_Directions for this task_.
Go through the entries below and print each one exactly, leaving out pictures.
○ ○ ○ ○
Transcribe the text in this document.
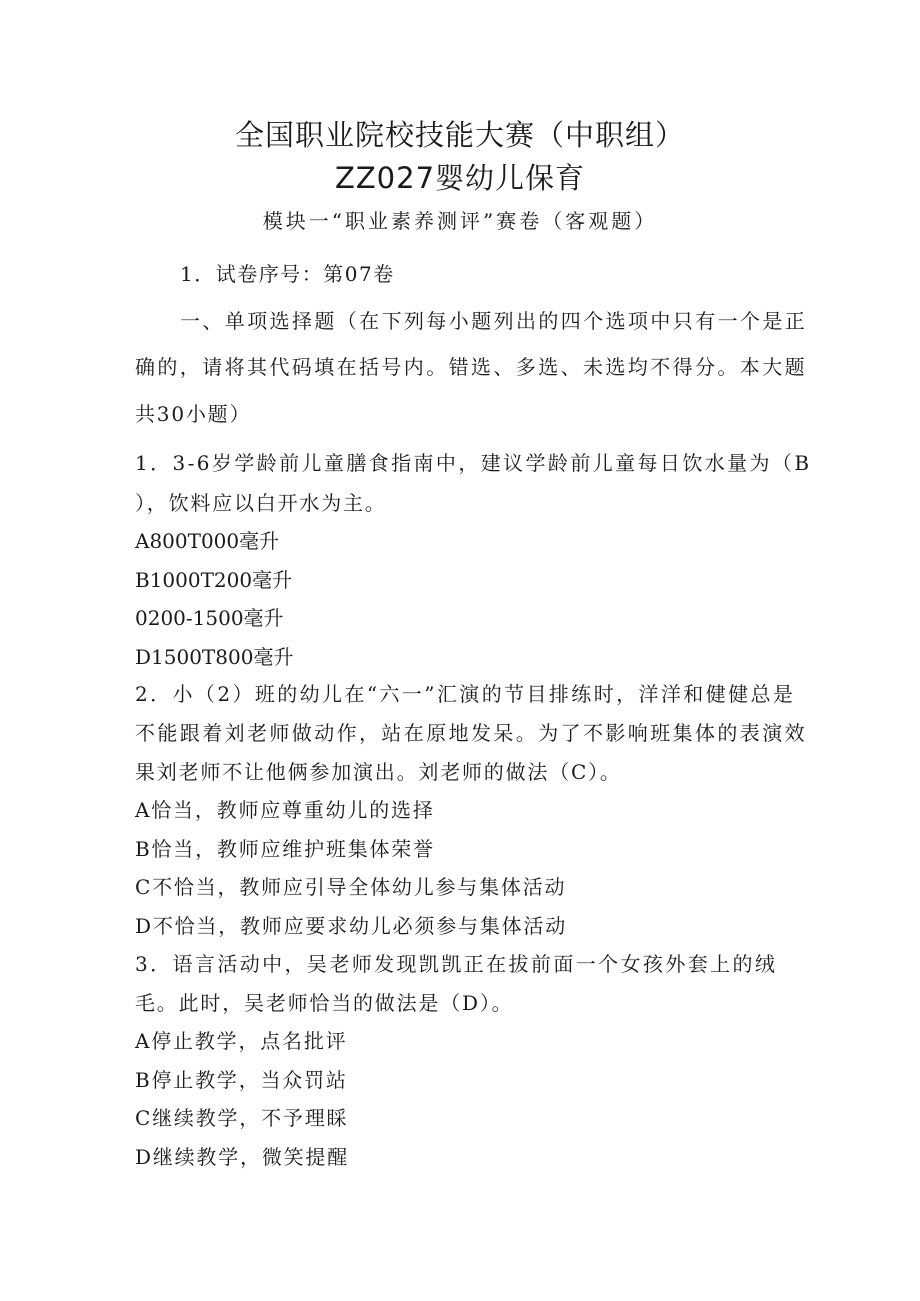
全国职业院校技能大赛（中职组）
ZZ027婴幼儿保育
模块一“职业素养测评”赛卷（客观题）
1．试卷序号：第07卷
一、单项选择题（在下列每小题列出的四个选项中只有一个是正
确的，请将其代码填在括号内。错选、多选、未选均不得分。本大题
共30小题）
1．3-6岁学龄前儿童膳食指南中，建议学龄前儿童每日饮水量为（B
），饮料应以白开水为主。
A800T000毫升
B1000T200毫升
0200-1500毫升
D1500T800毫升
2．小（2）班的幼儿在“六一”汇演的节目排练时，洋洋和健健总是
不能跟着刘老师做动作，站在原地发呆。为了不影响班集体的表演效
果刘老师不让他俩参加演出。刘老师的做法（C）。
A恰当，教师应尊重幼儿的选择
B恰当，教师应维护班集体荣誉
C不恰当，教师应引导全体幼儿参与集体活动
D不恰当，教师应要求幼儿必须参与集体活动
3．语言活动中，吴老师发现凯凯正在拔前面一个女孩外套上的绒
毛。此时，吴老师恰当的做法是（D）。
A停止教学，点名批评
B停止教学，当众罚站
C继续教学，不予理睬
D继续教学，微笑提醒
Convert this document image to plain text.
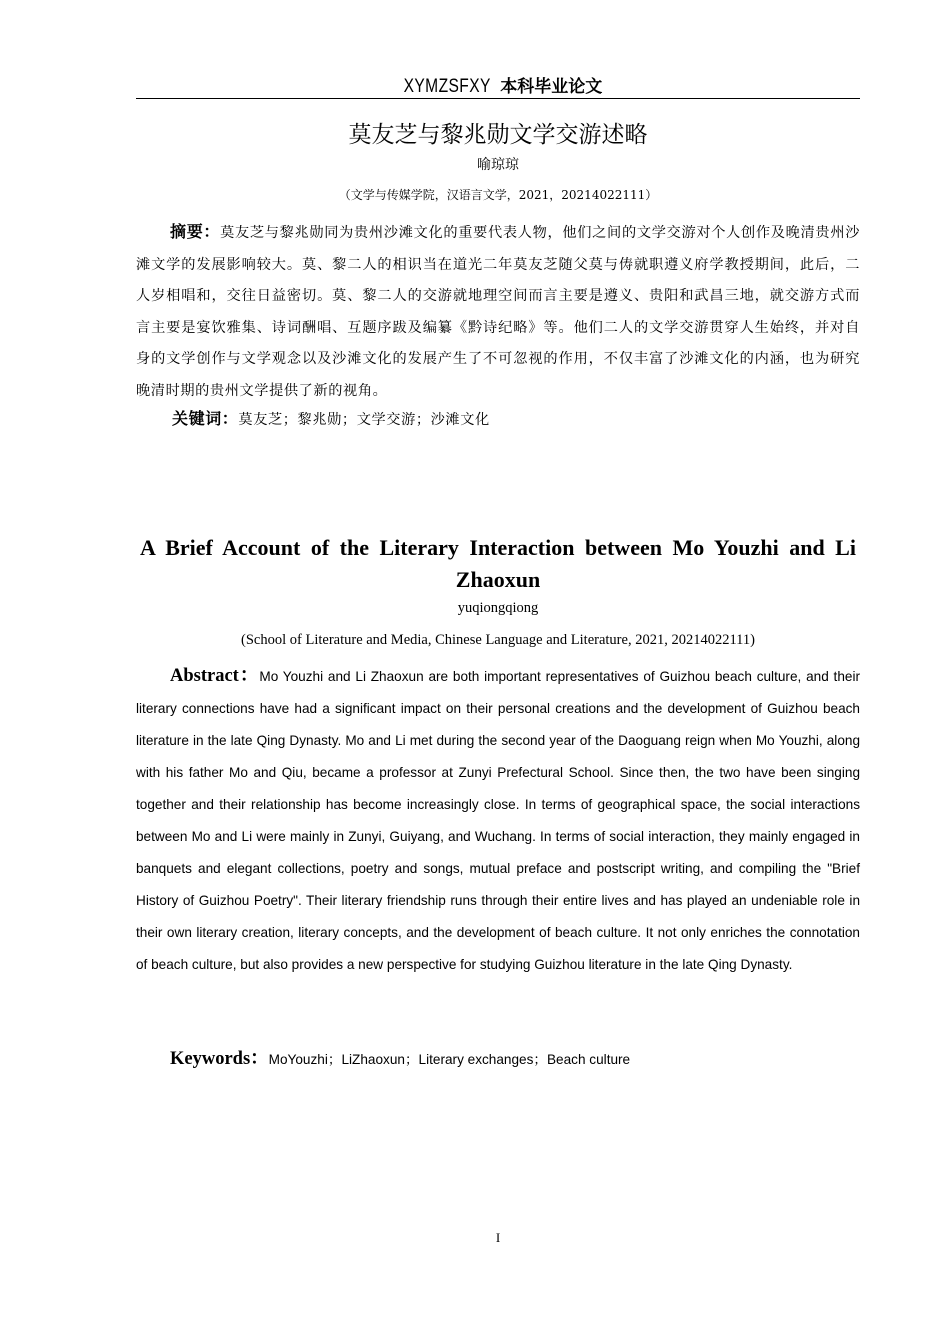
XYMZSFXY 本科毕业论文
莫友芝与黎兆勋文学交游述略
喻琼琼
（文学与传媒学院，汉语言文学，2021，20214022111）

摘要：莫友芝与黎兆勋同为贵州沙滩文化的重要代表人物，他们之间的文学交游对个人创作及晚清贵州沙滩文学的发展影响较大。莫、黎二人的相识当在道光二年莫友芝随父莫与俦就职遵义府学教授期间，此后，二人岁相唱和，交往日益密切。莫、黎二人的交游就地理空间而言主要是遵义、贵阳和武昌三地，就交游方式而言主要是宴饮雅集、诗词酬唱、互题序跋及编纂《黔诗纪略》等。他们二人的文学交游贯穿人生始终，并对自身的文学创作与文学观念以及沙滩文化的发展产生了不可忽视的作用，不仅丰富了沙滩文化的内涵，也为研究晚清时期的贵州文学提供了新的视角。

关键词：莫友芝；黎兆勋；文学交游；沙滩文化

A Brief Account of the Literary Interaction between Mo Youzhi and Li Zhaoxun

yuqiongqiong
(School of Literature and Media, Chinese Language and Literature, 2021, 20214022111)

Abstract：Mo Youzhi and Li Zhaoxun are both important representatives of Guizhou beach culture, and their literary connections have had a significant impact on their personal creations and the development of Guizhou beach literature in the late Qing Dynasty. Mo and Li met during the second year of the Daoguang reign when Mo Youzhi, along with his father Mo and Qiu, became a professor at Zunyi Prefectural School. Since then, the two have been singing together and their relationship has become increasingly close. In terms of geographical space, the social interactions between Mo and Li were mainly in Zunyi, Guiyang, and Wuchang. In terms of social interaction, they mainly engaged in banquets and elegant collections, poetry and songs, mutual preface and postscript writing, and compiling the "Brief History of Guizhou Poetry". Their literary friendship runs through their entire lives and has played an undeniable role in their own literary creation, literary concepts, and the development of beach culture. It not only enriches the connotation of beach culture, but also provides a new perspective for studying Guizhou literature in the late Qing Dynasty.

Keywords：MoYouzhi；LiZhaoxun；Literary exchanges；Beach culture
I
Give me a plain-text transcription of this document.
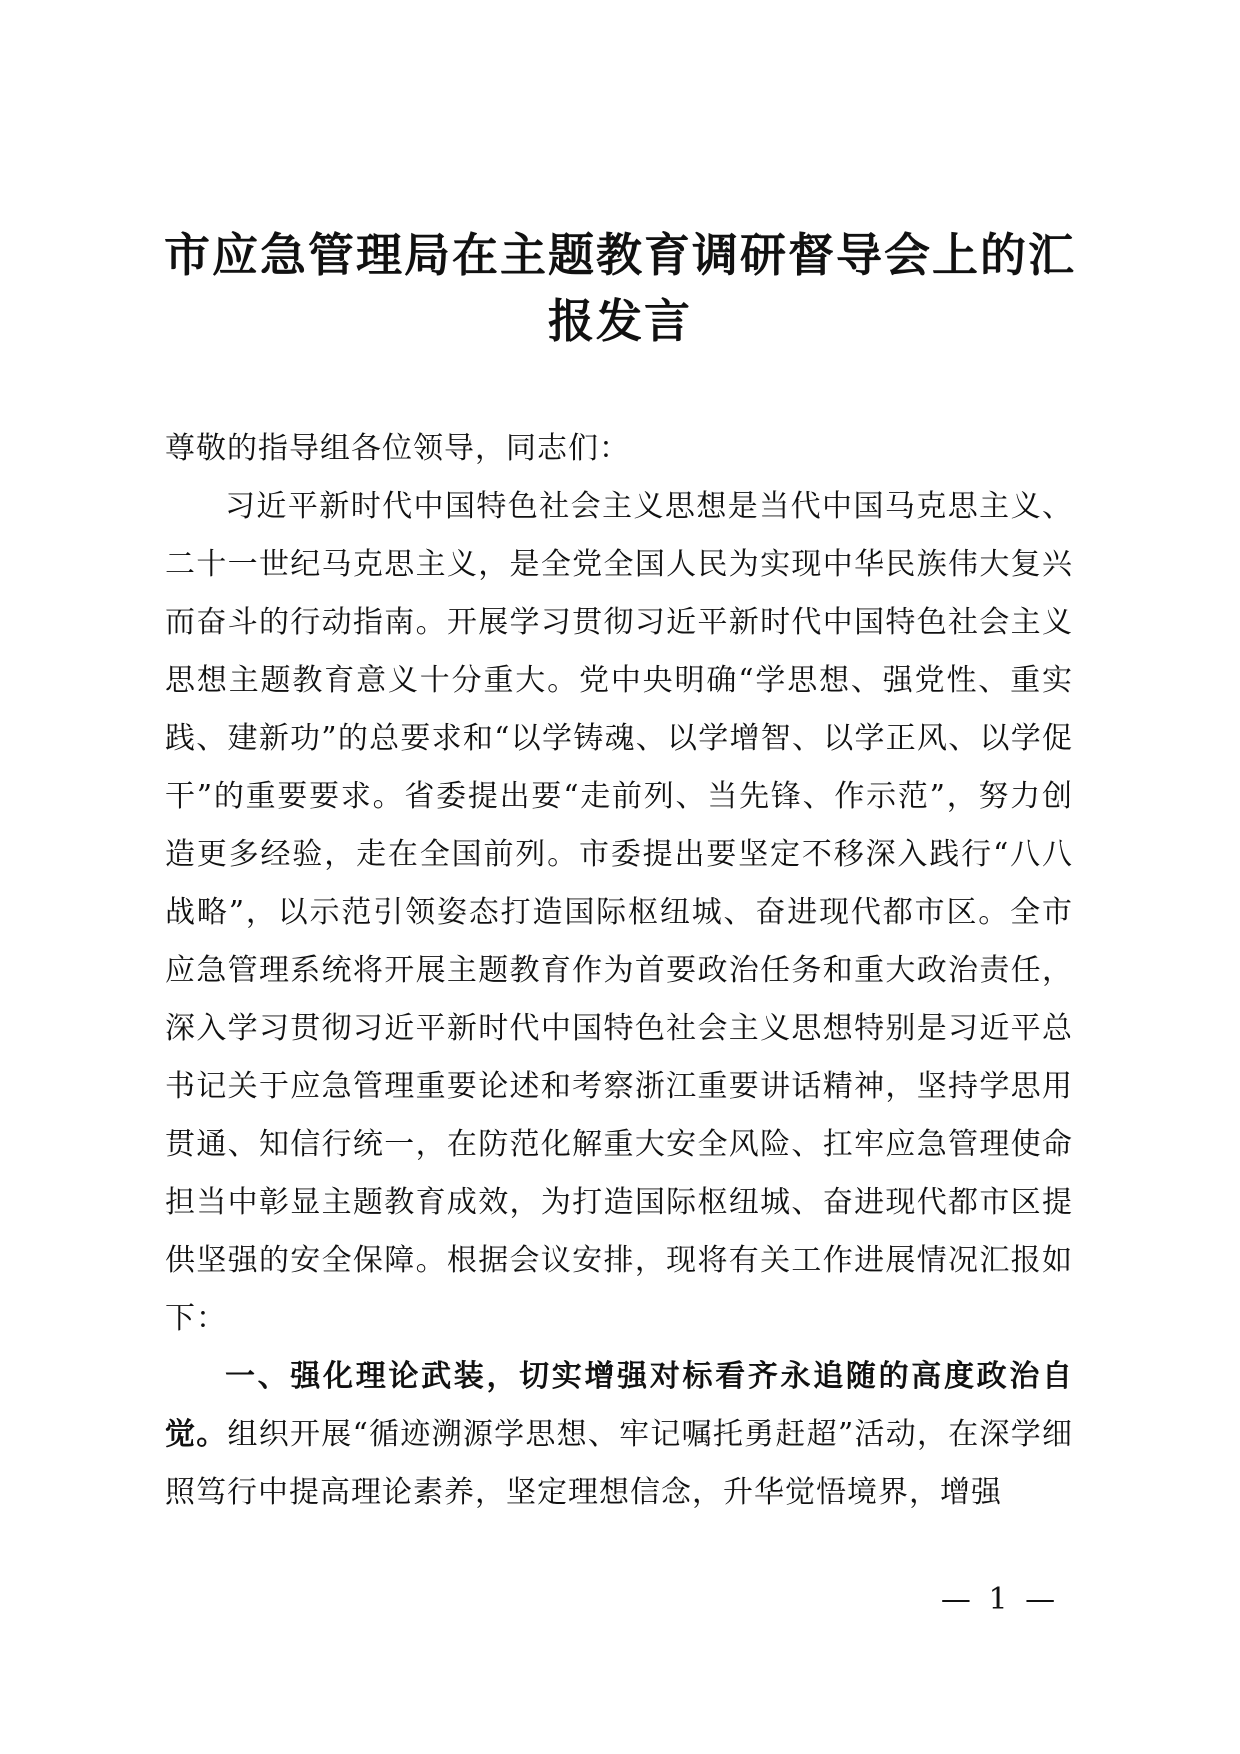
市应急管理局在主题教育调研督导会上的汇报发言

尊敬的指导组各位领导，同志们：

习近平新时代中国特色社会主义思想是当代中国马克思主义、二十一世纪马克思主义，是全党全国人民为实现中华民族伟大复兴而奋斗的行动指南。开展学习贯彻习近平新时代中国特色社会主义思想主题教育意义十分重大。党中央明确“学思想、强党性、重实践、建新功”的总要求和“以学铸魂、以学增智、以学正风、以学促干”的重要要求。省委提出要“走前列、当先锋、作示范”，努力创造更多经验，走在全国前列。市委提出要坚定不移深入践行“八八战略”，以示范引领姿态打造国际枢纽城、奋进现代都市区。全市应急管理系统将开展主题教育作为首要政治任务和重大政治责任，深入学习贯彻习近平新时代中国特色社会主义思想特别是习近平总书记关于应急管理重要论述和考察浙江重要讲话精神，坚持学思用贯通、知信行统一，在防范化解重大安全风险、扛牢应急管理使命担当中彰显主题教育成效，为打造国际枢纽城、奋进现代都市区提供坚强的安全保障。根据会议安排，现将有关工作进展情况汇报如下：

一、强化理论武装，切实增强对标看齐永追随的高度政治自觉。组织开展“循迹溯源学思想、牢记嘱托勇赶超”活动，在深学细照笃行中提高理论素养，坚定理想信念，升华觉悟境界，增强

— 1 —
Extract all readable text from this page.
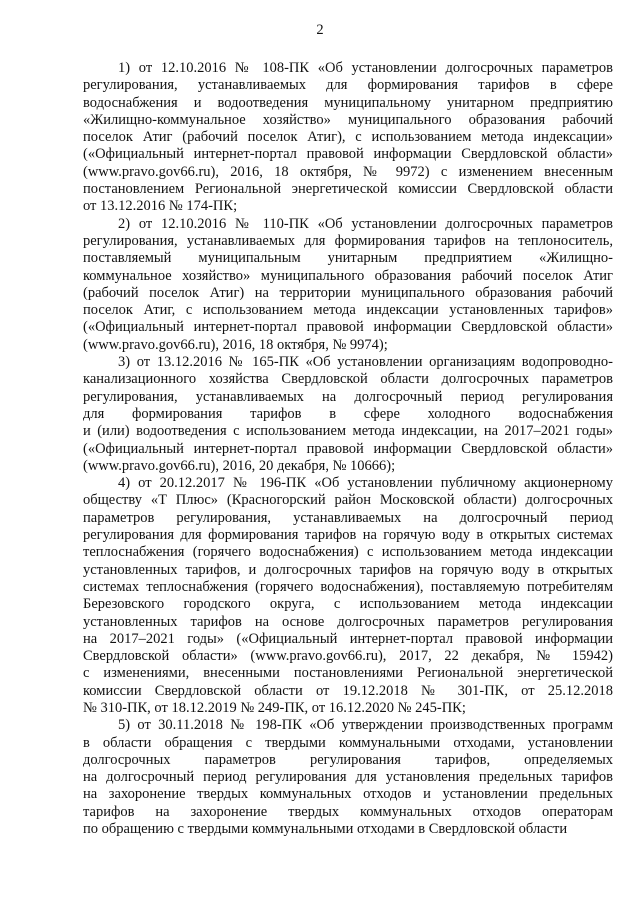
2
1) от 12.10.2016 № 108-ПК «Об установлении долгосрочных параметров
регулирования, устанавливаемых для формирования тарифов в сфере
водоснабжения и водоотведения муниципальному унитарном предприятию
«Жилищно-коммунальное хозяйство» муниципального образования рабочий
поселок Атиг (рабочий поселок Атиг), с использованием метода индексации»
(«Официальный интернет-портал правовой информации Свердловской области»
(www.pravo.gov66.ru), 2016, 18 октября, № 9972) с изменением внесенным
постановлением Региональной энергетической комиссии Свердловской области
от 13.12.2016 № 174-ПК;
2) от 12.10.2016 № 110-ПК «Об установлении долгосрочных параметров
регулирования, устанавливаемых для формирования тарифов на теплоноситель,
поставляемый муниципальным унитарным предприятием «Жилищно-
коммунальное хозяйство» муниципального образования рабочий поселок Атиг
(рабочий поселок Атиг) на территории муниципального образования рабочий
поселок Атиг, с использованием метода индексации установленных тарифов»
(«Официальный интернет-портал правовой информации Свердловской области»
(www.pravo.gov66.ru), 2016, 18 октября, № 9974);
3) от 13.12.2016 № 165-ПК «Об установлении организациям водопроводно-
канализационного хозяйства Свердловской области долгосрочных параметров
регулирования, устанавливаемых на долгосрочный период регулирования
для формирования тарифов в сфере холодного водоснабжения
и (или) водоотведения с использованием метода индексации, на 2017–2021 годы»
(«Официальный интернет-портал правовой информации Свердловской области»
(www.pravo.gov66.ru), 2016, 20 декабря, № 10666);
4) от 20.12.2017 № 196-ПК «Об установлении публичному акционерному
обществу «Т Плюс» (Красногорский район Московской области) долгосрочных
параметров регулирования, устанавливаемых на долгосрочный период
регулирования для формирования тарифов на горячую воду в открытых системах
теплоснабжения (горячего водоснабжения) с использованием метода индексации
установленных тарифов, и долгосрочных тарифов на горячую воду в открытых
системах теплоснабжения (горячего водоснабжения), поставляемую потребителям
Березовского городского округа, с использованием метода индексации
установленных тарифов на основе долгосрочных параметров регулирования
на 2017–2021 годы» («Официальный интернет-портал правовой информации
Свердловской области» (www.pravo.gov66.ru), 2017, 22 декабря, № 15942)
с изменениями, внесенными постановлениями Региональной энергетической
комиссии Свердловской области от 19.12.2018 № 301-ПК, от 25.12.2018
№ 310-ПК, от 18.12.2019 № 249-ПК, от 16.12.2020 № 245-ПК;
5) от 30.11.2018 № 198-ПК «Об утверждении производственных программ
в области обращения с твердыми коммунальными отходами, установлении
долгосрочных параметров регулирования тарифов, определяемых
на долгосрочный период регулирования для установления предельных тарифов
на захоронение твердых коммунальных отходов и установлении предельных
тарифов на захоронение твердых коммунальных отходов операторам
по обращению с твердыми коммунальными отходами в Свердловской области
○ ○ ○ ○
_Complete answer_.
Transcribe the text in this document.
全国职业院校技能大赛（中职组）
ZZ027婴幼儿保育
模块一“职业素养测评”赛卷（客观题）
1．试卷序号：第07卷
一、单项选择题（在下列每小题列出的四个选项中只有一个是正
确的，请将其代码填在括号内。错选、多选、未选均不得分。本大题
共30小题）
1．3-6岁学龄前儿童膳食指南中，建议学龄前儿童每日饮水量为（B
），饮料应以白开水为主。
A800T000毫升
B1000T200毫升
0200-1500毫升
D1500T800毫升
2．小（2）班的幼儿在“六一”汇演的节目排练时，洋洋和健健总是
不能跟着刘老师做动作，站在原地发呆。为了不影响班集体的表演效
果刘老师不让他俩参加演出。刘老师的做法（C）。
A恰当，教师应尊重幼儿的选择
B恰当，教师应维护班集体荣誉
C不恰当，教师应引导全体幼儿参与集体活动
D不恰当，教师应要求幼儿必须参与集体活动
3．语言活动中，吴老师发现凯凯正在拔前面一个女孩外套上的绒
毛。此时，吴老师恰当的做法是（D）。
A停止教学，点名批评
B停止教学，当众罚站
C继续教学，不予理睬
D继续教学，微笑提醒
Convert this document image to plain text.
XYMZSFXY 本科毕业论文
莫友芝与黎兆勋文学交游述略
喻琼琼
（文学与传媒学院，汉语言文学，2021，20214022111）

摘要：莫友芝与黎兆勋同为贵州沙滩文化的重要代表人物，他们之间的文学交游对个人创作及晚清贵州沙滩文学的发展影响较大。莫、黎二人的相识当在道光二年莫友芝随父莫与俦就职遵义府学教授期间，此后，二人岁相唱和，交往日益密切。莫、黎二人的交游就地理空间而言主要是遵义、贵阳和武昌三地，就交游方式而言主要是宴饮雅集、诗词酬唱、互题序跋及编纂《黔诗纪略》等。他们二人的文学交游贯穿人生始终，并对自身的文学创作与文学观念以及沙滩文化的发展产生了不可忽视的作用，不仅丰富了沙滩文化的内涵，也为研究晚清时期的贵州文学提供了新的视角。

关键词：莫友芝；黎兆勋；文学交游；沙滩文化

A Brief Account of the Literary Interaction between Mo Youzhi and Li Zhaoxun

yuqiongqiong
(School of Literature and Media, Chinese Language and Literature, 2021, 20214022111)

Abstract：Mo Youzhi and Li Zhaoxun are both important representatives of Guizhou beach culture, and their literary connections have had a significant impact on their personal creations and the development of Guizhou beach literature in the late Qing Dynasty. Mo and Li met during the second year of the Daoguang reign when Mo Youzhi, along with his father Mo and Qiu, became a professor at Zunyi Prefectural School. Since then, the two have been singing together and their relationship has become increasingly close. In terms of geographical space, the social interactions between Mo and Li were mainly in Zunyi, Guiyang, and Wuchang. In terms of social interaction, they mainly engaged in banquets and elegant collections, poetry and songs, mutual preface and postscript writing, and compiling the "Brief History of Guizhou Poetry". Their literary friendship runs through their entire lives and has played an undeniable role in their own literary creation, literary concepts, and the development of beach culture. It not only enriches the connotation of beach culture, but also provides a new perspective for studying Guizhou literature in the late Qing Dynasty.

Keywords：MoYouzhi；LiZhaoxun；Literary exchanges；Beach culture
I
Give me a plain-text transcription of this document.
市应急管理局在主题教育调研督导会上的汇报发言

尊敬的指导组各位领导，同志们：

习近平新时代中国特色社会主义思想是当代中国马克思主义、二十一世纪马克思主义，是全党全国人民为实现中华民族伟大复兴而奋斗的行动指南。开展学习贯彻习近平新时代中国特色社会主义思想主题教育意义十分重大。党中央明确“学思想、强党性、重实践、建新功”的总要求和“以学铸魂、以学增智、以学正风、以学促干”的重要要求。省委提出要“走前列、当先锋、作示范”，努力创造更多经验，走在全国前列。市委提出要坚定不移深入践行“八八战略”，以示范引领姿态打造国际枢纽城、奋进现代都市区。全市应急管理系统将开展主题教育作为首要政治任务和重大政治责任，深入学习贯彻习近平新时代中国特色社会主义思想特别是习近平总书记关于应急管理重要论述和考察浙江重要讲话精神，坚持学思用贯通、知信行统一，在防范化解重大安全风险、扛牢应急管理使命担当中彰显主题教育成效，为打造国际枢纽城、奋进现代都市区提供坚强的安全保障。根据会议安排，现将有关工作进展情况汇报如下：

一、强化理论武装，切实增强对标看齐永追随的高度政治自觉。组织开展“循迹溯源学思想、牢记嘱托勇赶超”活动，在深学细照笃行中提高理论素养，坚定理想信念，升华觉悟境界，增强

— 1 —
Extract all readable text from this page.
2
1) от 12.10.2016 № 108-ПК «Об установлении долгосрочных параметров
регулирования, устанавливаемых для формирования тарифов в сфере
водоснабжения и водоотведения муниципальному унитарном предприятию
«Жилищно-коммунальное хозяйство» муниципального образования рабочий
поселок Атиг (рабочий поселок Атиг), с использованием метода индексации»
(«Официальный интернет-портал правовой информации Свердловской области»
(www.pravo.gov66.ru), 2016, 18 октября, № 9972) с изменением внесенным
постановлением Региональной энергетической комиссии Свердловской области
от 13.12.2016 № 174-ПК;
2) от 12.10.2016 № 110-ПК «Об установлении долгосрочных параметров
регулирования, устанавливаемых для формирования тарифов на теплоноситель,
поставляемый муниципальным унитарным предприятием «Жилищно-
коммунальное хозяйство» муниципального образования рабочий поселок Атиг
(рабочий поселок Атиг) на территории муниципального образования рабочий
поселок Атиг, с использованием метода индексации установленных тарифов»
(«Официальный интернет-портал правовой информации Свердловской области»
(www.pravo.gov66.ru), 2016, 18 октября, № 9974);
3) от 13.12.2016 № 165-ПК «Об установлении организациям водопроводно-
канализационного хозяйства Свердловской области долгосрочных параметров
регулирования, устанавливаемых на долгосрочный период регулирования
для формирования тарифов в сфере холодного водоснабжения
и (или) водоотведения с использованием метода индексации, на 2017–2021 годы»
(«Официальный интернет-портал правовой информации Свердловской области»
(www.pravo.gov66.ru), 2016, 20 декабря, № 10666);
4) от 20.12.2017 № 196-ПК «Об установлении публичному акционерному
обществу «Т Плюс» (Красногорский район Московской области) долгосрочных
параметров регулирования, устанавливаемых на долгосрочный период
регулирования для формирования тарифов на горячую воду в открытых системах
теплоснабжения (горячего водоснабжения) с использованием метода индексации
установленных тарифов, и долгосрочных тарифов на горячую воду в открытых
системах теплоснабжения (горячего водоснабжения), поставляемую потребителям
Березовского городского округа, с использованием метода индексации
установленных тарифов на основе долгосрочных параметров регулирования
на 2017–2021 годы» («Официальный интернет-портал правовой информации
Свердловской области» (www.pravo.gov66.ru), 2017, 22 декабря, № 15942)
с изменениями, внесенными постановлениями Региональной энергетической
комиссии Свердловской области от 19.12.2018 № 301-ПК, от 25.12.2018
№ 310-ПК, от 18.12.2019 № 249-ПК, от 16.12.2020 № 245-ПК;
5) от 30.11.2018 № 198-ПК «Об утверждении производственных программ
в области обращения с твердыми коммунальными отходами, установлении
долгосрочных параметров регулирования тарифов, определяемых
на долгосрочный период регулирования для установления предельных тарифов
на захоронение твердых коммунальных отходов и установлении предельных
тарифов на захоронение твердых коммунальных отходов операторам
по обращению с твердыми коммунальными отходами в Свердловской области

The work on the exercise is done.